**OBJECTIVE:** Every line below should be repeated exactly.

- - - - - - -

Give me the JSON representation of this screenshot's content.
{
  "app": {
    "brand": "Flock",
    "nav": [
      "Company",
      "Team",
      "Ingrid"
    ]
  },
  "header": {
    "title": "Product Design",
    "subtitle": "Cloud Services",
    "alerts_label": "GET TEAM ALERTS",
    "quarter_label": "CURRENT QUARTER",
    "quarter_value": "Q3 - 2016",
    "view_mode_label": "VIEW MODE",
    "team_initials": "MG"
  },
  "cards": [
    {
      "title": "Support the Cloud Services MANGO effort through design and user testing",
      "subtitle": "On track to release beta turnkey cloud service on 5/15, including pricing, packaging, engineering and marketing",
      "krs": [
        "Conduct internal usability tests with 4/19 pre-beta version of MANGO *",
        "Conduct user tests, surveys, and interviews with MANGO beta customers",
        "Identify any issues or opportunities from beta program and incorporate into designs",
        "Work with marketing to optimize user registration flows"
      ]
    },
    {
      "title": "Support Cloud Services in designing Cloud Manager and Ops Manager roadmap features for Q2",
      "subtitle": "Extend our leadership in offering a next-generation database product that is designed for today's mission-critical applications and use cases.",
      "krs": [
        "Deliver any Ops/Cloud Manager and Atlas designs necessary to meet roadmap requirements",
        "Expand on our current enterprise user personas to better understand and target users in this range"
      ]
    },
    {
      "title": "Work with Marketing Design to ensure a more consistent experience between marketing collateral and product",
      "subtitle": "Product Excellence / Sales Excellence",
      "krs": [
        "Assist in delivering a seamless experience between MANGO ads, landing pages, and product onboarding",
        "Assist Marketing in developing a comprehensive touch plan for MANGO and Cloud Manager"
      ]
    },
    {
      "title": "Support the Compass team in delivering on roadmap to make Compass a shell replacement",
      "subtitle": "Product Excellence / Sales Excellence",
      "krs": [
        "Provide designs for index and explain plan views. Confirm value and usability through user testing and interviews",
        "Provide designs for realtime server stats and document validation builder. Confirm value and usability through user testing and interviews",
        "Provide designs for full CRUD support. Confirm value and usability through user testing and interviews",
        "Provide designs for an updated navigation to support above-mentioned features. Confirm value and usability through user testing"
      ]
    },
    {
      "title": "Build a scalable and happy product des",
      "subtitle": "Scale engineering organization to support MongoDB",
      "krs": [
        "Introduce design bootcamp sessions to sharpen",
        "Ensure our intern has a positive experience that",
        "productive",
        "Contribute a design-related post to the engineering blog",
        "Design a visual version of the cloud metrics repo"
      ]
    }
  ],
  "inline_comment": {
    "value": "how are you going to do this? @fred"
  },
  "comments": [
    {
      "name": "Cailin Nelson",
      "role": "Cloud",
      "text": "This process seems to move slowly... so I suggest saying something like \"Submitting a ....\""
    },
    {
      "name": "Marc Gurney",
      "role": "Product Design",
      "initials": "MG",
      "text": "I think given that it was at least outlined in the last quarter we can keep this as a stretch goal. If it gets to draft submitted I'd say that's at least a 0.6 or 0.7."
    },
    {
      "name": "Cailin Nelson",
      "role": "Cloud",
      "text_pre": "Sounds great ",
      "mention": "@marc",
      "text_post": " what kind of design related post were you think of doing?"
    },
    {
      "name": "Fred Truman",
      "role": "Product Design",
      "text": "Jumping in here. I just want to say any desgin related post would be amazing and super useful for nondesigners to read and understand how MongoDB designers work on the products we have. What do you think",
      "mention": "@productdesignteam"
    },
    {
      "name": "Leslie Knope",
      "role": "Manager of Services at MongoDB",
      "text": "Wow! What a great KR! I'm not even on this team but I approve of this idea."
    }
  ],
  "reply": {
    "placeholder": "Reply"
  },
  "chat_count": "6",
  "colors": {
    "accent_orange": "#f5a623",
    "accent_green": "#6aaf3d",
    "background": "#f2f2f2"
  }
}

- - - - - - -

**EXERCISE SOLUTION:**
Give me the JSON representation of this screenshot's content.
{
  "app": {
    "brand": "Flock",
    "nav": [
      "Company",
      "Team",
      "Ingrid"
    ]
  },
  "header": {
    "title": "Product Design",
    "subtitle": "Cloud Services",
    "alerts_label": "GET TEAM ALERTS",
    "quarter_label": "CURRENT QUARTER",
    "quarter_value": "Q3 - 2016",
    "view_mode_label": "VIEW MODE",
    "team_initials": "MG"
  },
  "cards": [
    {
      "title": "Support the Cloud Services MANGO effort through design and user testing",
      "subtitle": "On track to release beta turnkey cloud service on 5/15, including pricing, packaging, engineering and marketing",
      "krs": [
        "Conduct internal usability tests with 4/19 pre-beta version of MANGO *",
        "Conduct user tests, surveys, and interviews with MANGO beta customers",
        "Identify any issues or opportunities from beta program and incorporate into designs",
        "Work with marketing to optimize user registration flows"
      ]
    },
    {
      "title": "Support Cloud Services in designing Cloud Manager and Ops Manager roadmap features for Q2",
      "subtitle": "Extend our leadership in offering a next-generation database product that is designed for today's mission-critical applications and use cases.",
      "krs": [
        "Deliver any Ops/Cloud Manager and Atlas designs necessary to meet roadmap requirements",
        "Expand on our current enterprise user personas to better understand and target users in this range"
      ]
    },
    {
      "title": "Work with Marketing Design to ensure a more consistent experience between marketing collateral and product",
      "subtitle": "Product Excellence / Sales Excellence",
      "krs": [
        "Assist in delivering a seamless experience between MANGO ads, landing pages, and product onboarding",
        "Assist Marketing in developing a comprehensive touch plan for MANGO and Cloud Manager"
      ]
    },
    {
      "title": "Support the Compass team in delivering on roadmap to make Compass a shell replacement",
      "subtitle": "Product Excellence / Sales Excellence",
      "krs": [
        "Provide designs for index and explain plan views. Confirm value and usability through user testing and interviews",
        "Provide designs for realtime server stats and document validation builder. Confirm value and usability through user testing and interviews",
        "Provide designs for full CRUD support. Confirm value and usability through user testing and interviews",
        "Provide designs for an updated navigation to support above-mentioned features. Confirm value and usability through user testing"
      ]
    },
    {
      "title": "Build a scalable and happy product des",
      "subtitle": "Scale engineering organization to support MongoDB",
      "krs": [
        "Introduce design bootcamp sessions to sharpen",
        "Ensure our intern has a positive experience that",
        "productive",
        "Contribute a design-related post to the engineering blog",
        "Design a visual version of the cloud metrics repo"
      ]
    }
  ],
  "inline_comment": {
    "value": "how are you going to do this? @fred"
  },
  "comments": [
    {
      "name": "Cailin Nelson",
      "role": "Cloud",
      "text": "This process seems to move slowly... so I suggest saying something like \"Submitting a ....\""
    },
    {
      "name": "Marc Gurney",
      "role": "Product Design",
      "initials": "MG",
      "text": "I think given that it was at least outlined in the last quarter we can keep this as a stretch goal. If it gets to draft submitted I'd say that's at least a 0.6 or 0.7."
    },
    {
      "name": "Cailin Nelson",
      "role": "Cloud",
      "text_pre": "Sounds great ",
      "mention": "@marc",
      "text_post": " what kind of design related post were you think of doing?"
    },
    {
      "name": "Fred Truman",
      "role": "Product Design",
      "text": "Jumping in here. I just want to say any desgin related post would be amazing and super useful for nondesigners to read and understand how MongoDB designers work on the products we have. What do you think",
      "mention": "@productdesignteam"
    },
    {
      "name": "Leslie Knope",
      "role": "Manager of Services at MongoDB",
      "text": "Wow! What a great KR! I'm not even on this team but I approve of this idea."
    }
  ],
  "reply": {
    "placeholder": "Reply"
  },
  "chat_count": "6",
  "colors": {
    "accent_orange": "#f5a623",
    "accent_green": "#6aaf3d",
    "background": "#f2f2f2"
  }
}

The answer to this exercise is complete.